Excerpts from a figure dataset
━━━━━━━━━━━━━━━━━━━━━━━━━━━━━━

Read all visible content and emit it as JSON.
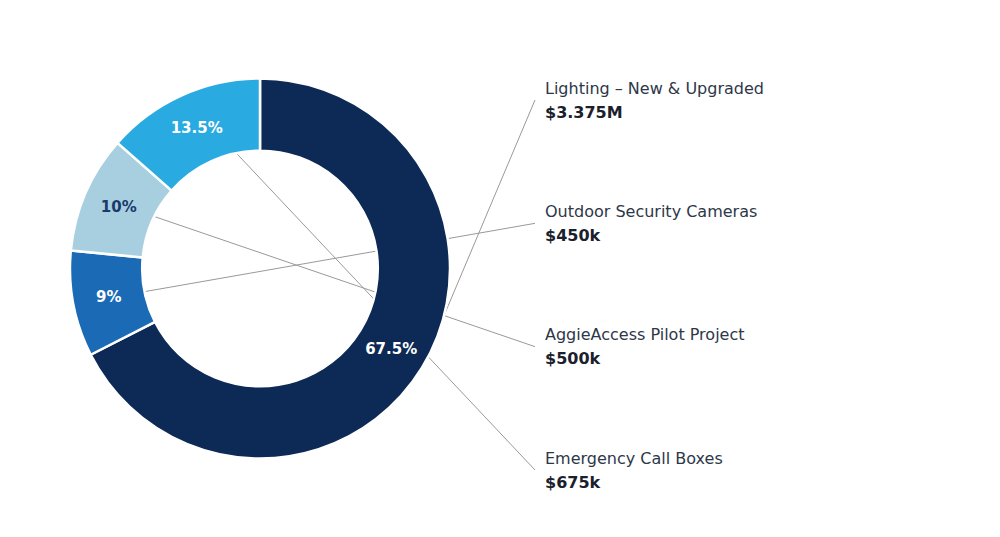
{
  "chart_data": {
    "type": "donut",
    "categories": [
      "Lighting – New & Upgraded",
      "Outdoor Security Cameras",
      "AggieAccess Pilot Project",
      "Emergency Call Boxes"
    ],
    "values": [
      67.5,
      9.0,
      10.0,
      13.5
    ],
    "value_labels": [
      "67.5%",
      "9%",
      "10%",
      "13.5%"
    ],
    "data_labels": true,
    "amounts": [
      3375000,
      450000,
      500000,
      675000
    ],
    "amount_labels": [
      "$3.375M",
      "$450k",
      "$500k",
      "$675k"
    ],
    "colors": [
      "#0c2a55",
      "#1a6ab5",
      "#a8cfe0",
      "#29abe2"
    ]
  }
}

━━━━━━━━━━━━━━━━━━━━━━━━━━━━━━

= Task instructions =
Repeat each entry exactly. Pictures do not belong in the copy.

= In response =
Read all visible content and emit it as JSON.
{
  "chart_data": {
    "type": "donut",
    "categories": [
      "Lighting – New & Upgraded",
      "Outdoor Security Cameras",
      "AggieAccess Pilot Project",
      "Emergency Call Boxes"
    ],
    "values": [
      67.5,
      9.0,
      10.0,
      13.5
    ],
    "value_labels": [
      "67.5%",
      "9%",
      "10%",
      "13.5%"
    ],
    "data_labels": true,
    "amounts": [
      3375000,
      450000,
      500000,
      675000
    ],
    "amount_labels": [
      "$3.375M",
      "$450k",
      "$500k",
      "$675k"
    ],
    "colors": [
      "#0c2a55",
      "#1a6ab5",
      "#a8cfe0",
      "#29abe2"
    ]
  }
}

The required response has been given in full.